## START Excerpted records
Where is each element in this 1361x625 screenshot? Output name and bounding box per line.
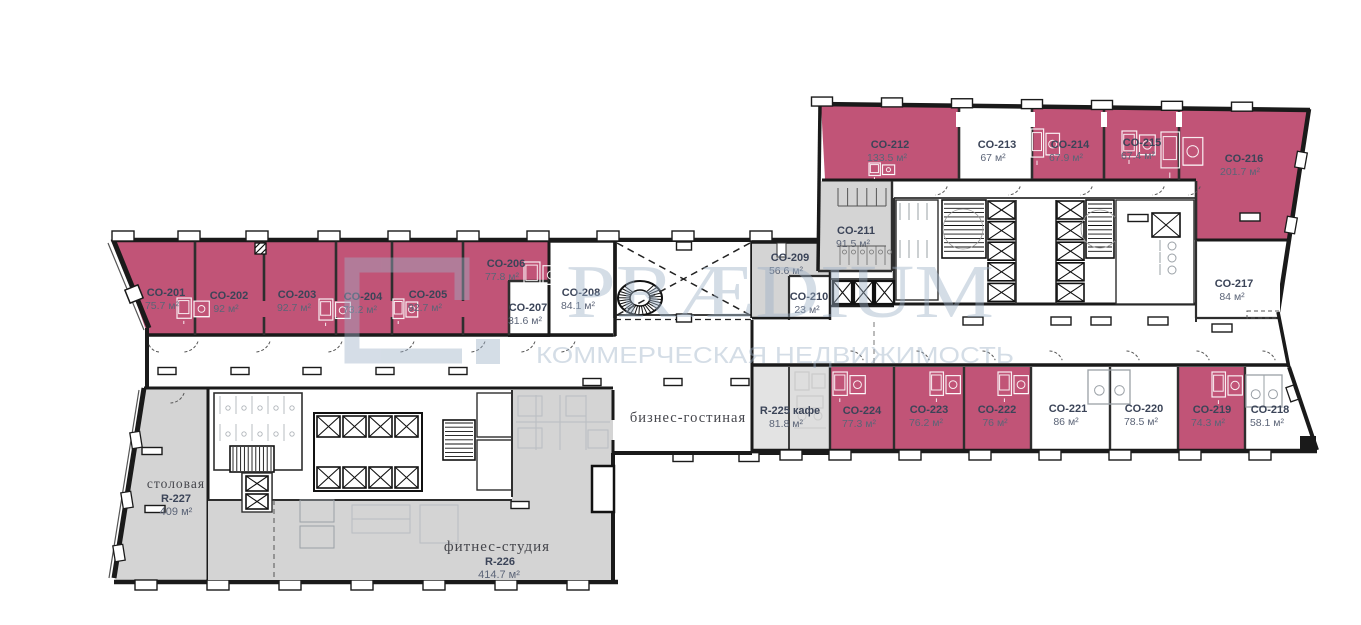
svg-text:бизнес-гостиная: бизнес-гостиная	[630, 410, 746, 426]
svg-text:CO-206: CO-206	[487, 258, 526, 270]
svg-text:CO-217: CO-217	[1215, 278, 1254, 290]
svg-text:67 м²: 67 м²	[980, 152, 1006, 164]
svg-text:CO-220: CO-220	[1125, 403, 1164, 415]
svg-text:CO-213: CO-213	[978, 139, 1017, 151]
svg-text:92 м²: 92 м²	[213, 303, 239, 315]
svg-text:CO-222: CO-222	[978, 404, 1017, 416]
svg-text:201.7 м²: 201.7 м²	[1220, 166, 1260, 178]
svg-text:CO-211: CO-211	[837, 225, 875, 237]
svg-text:76 м²: 76 м²	[982, 417, 1008, 429]
svg-text:75.7 м²: 75.7 м²	[145, 300, 180, 312]
svg-text:столовая: столовая	[147, 476, 205, 491]
svg-text:CO-223: CO-223	[910, 404, 949, 416]
svg-text:R-226: R-226	[485, 556, 515, 568]
svg-text:CO-221: CO-221	[1049, 403, 1088, 415]
svg-text:CO-202: CO-202	[210, 290, 249, 302]
svg-text:81.8 м²: 81.8 м²	[769, 418, 804, 430]
svg-text:CO-212: CO-212	[871, 139, 910, 151]
svg-text:CO-205: CO-205	[409, 289, 448, 301]
svg-text:CO-214: CO-214	[1051, 139, 1090, 151]
svg-text:133.5 м²: 133.5 м²	[867, 152, 907, 164]
svg-text:R-227: R-227	[161, 493, 191, 505]
svg-text:92.7 м²: 92.7 м²	[277, 302, 312, 314]
svg-text:PRÆDIUM: PRÆDIUM	[566, 250, 994, 334]
svg-text:CO-219: CO-219	[1193, 404, 1232, 416]
svg-text:77.8 м²: 77.8 м²	[485, 271, 520, 283]
svg-text:CO-224: CO-224	[843, 405, 882, 417]
svg-text:КОММЕРЧЕСКАЯ НЕДВИЖИМОСТЬ: КОММЕРЧЕСКАЯ НЕДВИЖИМОСТЬ	[536, 342, 1014, 368]
svg-text:77.3 м²: 77.3 м²	[842, 418, 877, 430]
svg-text:R-225 кафе: R-225 кафе	[760, 405, 820, 417]
svg-text:84 м²: 84 м²	[1219, 291, 1245, 303]
svg-text:409 м²: 409 м²	[160, 506, 193, 518]
svg-text:CO-215: CO-215	[1123, 137, 1162, 149]
svg-text:414.7 м²: 414.7 м²	[478, 569, 520, 581]
svg-text:92.7 м²: 92.7 м²	[408, 302, 443, 314]
svg-text:CO-216: CO-216	[1225, 153, 1264, 165]
svg-text:CO-207: CO-207	[509, 302, 548, 314]
svg-text:67.9 м²: 67.9 м²	[1049, 152, 1084, 164]
svg-text:CO-203: CO-203	[278, 289, 317, 301]
svg-text:74.3 м²: 74.3 м²	[1191, 417, 1226, 429]
svg-text:78.5 м²: 78.5 м²	[1124, 416, 1159, 428]
svg-text:86 м²: 86 м²	[1053, 416, 1079, 428]
svg-text:58.1 м²: 58.1 м²	[1250, 417, 1285, 429]
svg-text:91.5 м²: 91.5 м²	[836, 238, 871, 250]
svg-text:76.2 м²: 76.2 м²	[909, 417, 944, 429]
svg-text:67.4 м²: 67.4 м²	[1121, 150, 1156, 162]
svg-text:31.6 м²: 31.6 м²	[508, 315, 543, 327]
svg-text:CO-201: CO-201	[147, 287, 186, 299]
svg-text:фитнес-студия: фитнес-студия	[444, 539, 550, 555]
svg-text:CO-218: CO-218	[1251, 404, 1290, 416]
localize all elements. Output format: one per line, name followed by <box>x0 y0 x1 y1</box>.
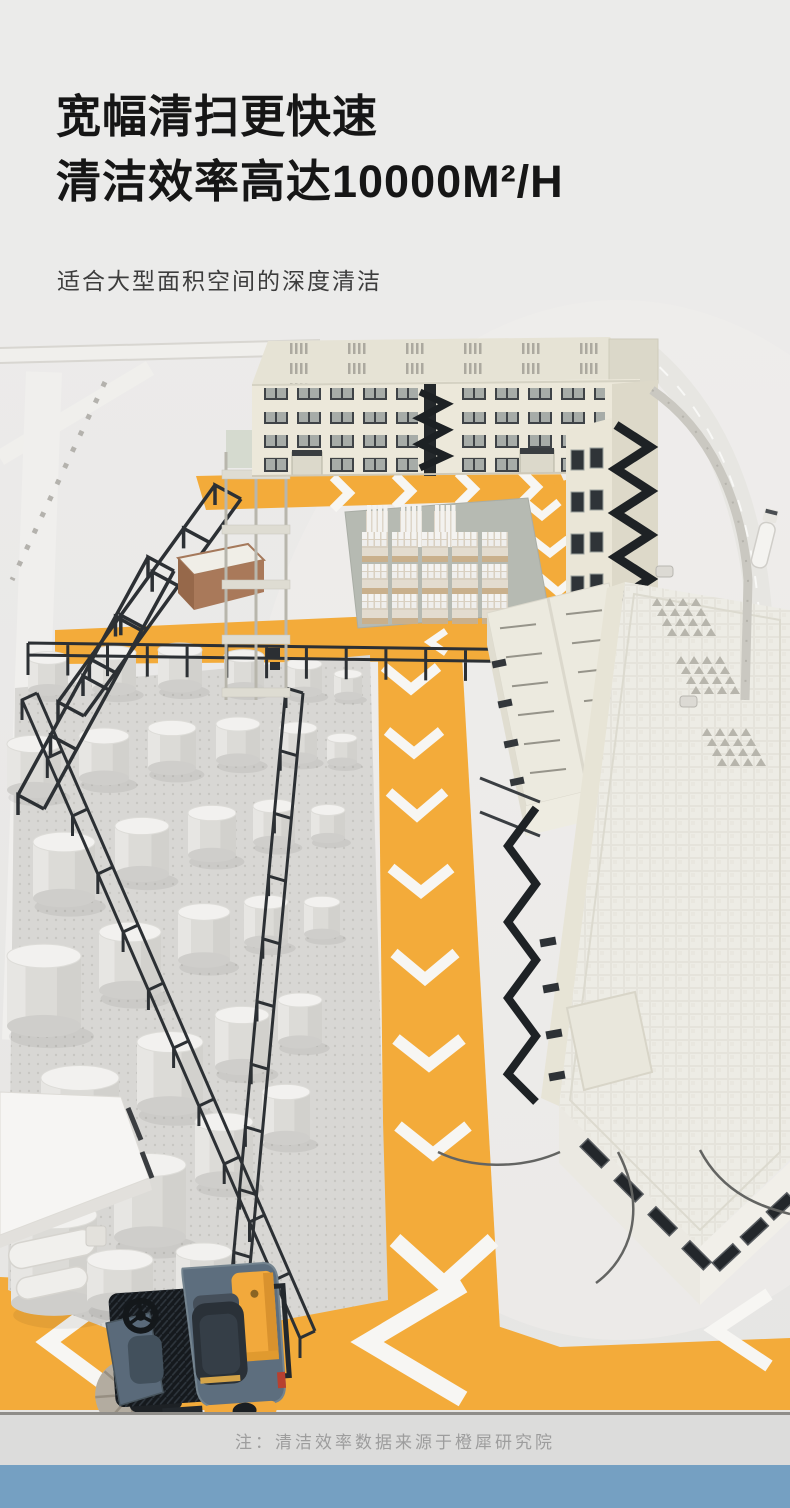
## END Excerpted records
Put every line of the data above into a JSON list of strings, one string per line, leaving out blank lines and the pictures.

(Final result)
[
  "Where is each element in this 1361x625 screenshot? Output name and bounding box per line.",
  "svg-text:бизнес-гостиная: бизнес-гостиная\t[630, 410, 746, 426]",
  "svg-text:CO-206: CO-206\t[487, 258, 526, 270]",
  "svg-text:CO-217: CO-217\t[1215, 278, 1254, 290]",
  "svg-text:67 м²: 67 м²\t[980, 152, 1006, 164]",
  "svg-text:CO-220: CO-220\t[1125, 403, 1164, 415]",
  "svg-text:CO-213: CO-213\t[978, 139, 1017, 151]",
  "svg-text:92 м²: 92 м²\t[213, 303, 239, 315]",
  "svg-text:CO-222: CO-222\t[978, 404, 1017, 416]",
  "svg-text:201.7 м²: 201.7 м²\t[1220, 166, 1260, 178]",
  "svg-text:CO-211: CO-211\t[837, 225, 875, 237]",
  "svg-text:76 м²: 76 м²\t[982, 417, 1008, 429]",
  "svg-text:75.7 м²: 75.7 м²\t[145, 300, 180, 312]",
  "svg-text:столовая: столовая\t[147, 476, 205, 491]",
  "svg-text:CO-223: CO-223\t[910, 404, 949, 416]",
  "svg-text:R-226: R-226\t[485, 556, 515, 568]",
  "svg-text:CO-221: CO-221\t[1049, 403, 1088, 415]",
  "svg-text:CO-202: CO-202\t[210, 290, 249, 302]",
  "svg-text:81.8 м²: 81.8 м²\t[769, 418, 804, 430]",
  "svg-text:CO-212: CO-212\t[871, 139, 910, 151]",
  "svg-text:CO-205: CO-205\t[409, 289, 448, 301]",
  "svg-text:CO-214: CO-214\t[1051, 139, 1090, 151]",
  "svg-text:133.5 м²: 133.5 м²\t[867, 152, 907, 164]",
  "svg-text:R-227: R-227\t[161, 493, 191, 505]",
  "svg-text:92.7 м²: 92.7 м²\t[277, 302, 312, 314]",
  "svg-text:PRÆDIUM: PRÆDIUM\t[566, 250, 994, 334]",
  "svg-text:CO-219: CO-219\t[1193, 404, 1232, 416]",
  "svg-text:77.8 м²: 77.8 м²\t[485, 271, 520, 283]",
  "svg-text:CO-224: CO-224\t[843, 405, 882, 417]",
  "svg-text:КОММЕРЧЕСКАЯ НЕДВИЖИМОСТЬ: КОММЕРЧЕСКАЯ НЕДВИЖИМОСТЬ\t[536, 342, 1014, 368]",
  "svg-text:77.3 м²: 77.3 м²\t[842, 418, 877, 430]",
  "svg-text:R-225 кафе: R-225 кафе\t[760, 405, 820, 417]",
  "svg-text:84 м²: 84 м²\t[1219, 291, 1245, 303]",
  "svg-text:409 м²: 409 м²\t[160, 506, 193, 518]",
  "svg-text:CO-215: CO-215\t[1123, 137, 1162, 149]",
  "svg-text:414.7 м²: 414.7 м²\t[478, 569, 520, 581]",
  "svg-text:92.7 м²: 92.7 м²\t[408, 302, 443, 314]",
  "svg-text:CO-216: CO-216\t[1225, 153, 1264, 165]",
  "svg-text:CO-207: CO-207\t[509, 302, 548, 314]",
  "svg-text:67.9 м²: 67.9 м²\t[1049, 152, 1084, 164]",
  "svg-text:CO-203: CO-203\t[278, 289, 317, 301]",
  "svg-text:74.3 м²: 74.3 м²\t[1191, 417, 1226, 429]",
  "svg-text:78.5 м²: 78.5 м²\t[1124, 416, 1159, 428]",
  "svg-text:86 м²: 86 м²\t[1053, 416, 1079, 428]",
  "svg-text:58.1 м²: 58.1 м²\t[1250, 417, 1285, 429]",
  "svg-text:91.5 м²: 91.5 м²\t[836, 238, 871, 250]",
  "svg-text:76.2 м²: 76.2 м²\t[909, 417, 944, 429]",
  "svg-text:67.4 м²: 67.4 м²\t[1121, 150, 1156, 162]",
  "svg-text:31.6 м²: 31.6 м²\t[508, 315, 543, 327]",
  "svg-text:CO-201: CO-201\t[147, 287, 186, 299]",
  "svg-text:фитнес-студия: фитнес-студия\t[444, 539, 550, 555]",
  "svg-text:CO-218: CO-218\t[1251, 404, 1290, 416]",
  "localize all elements. Output format: one per line, name followed by <box>x0 y0 x1 y1</box>."
]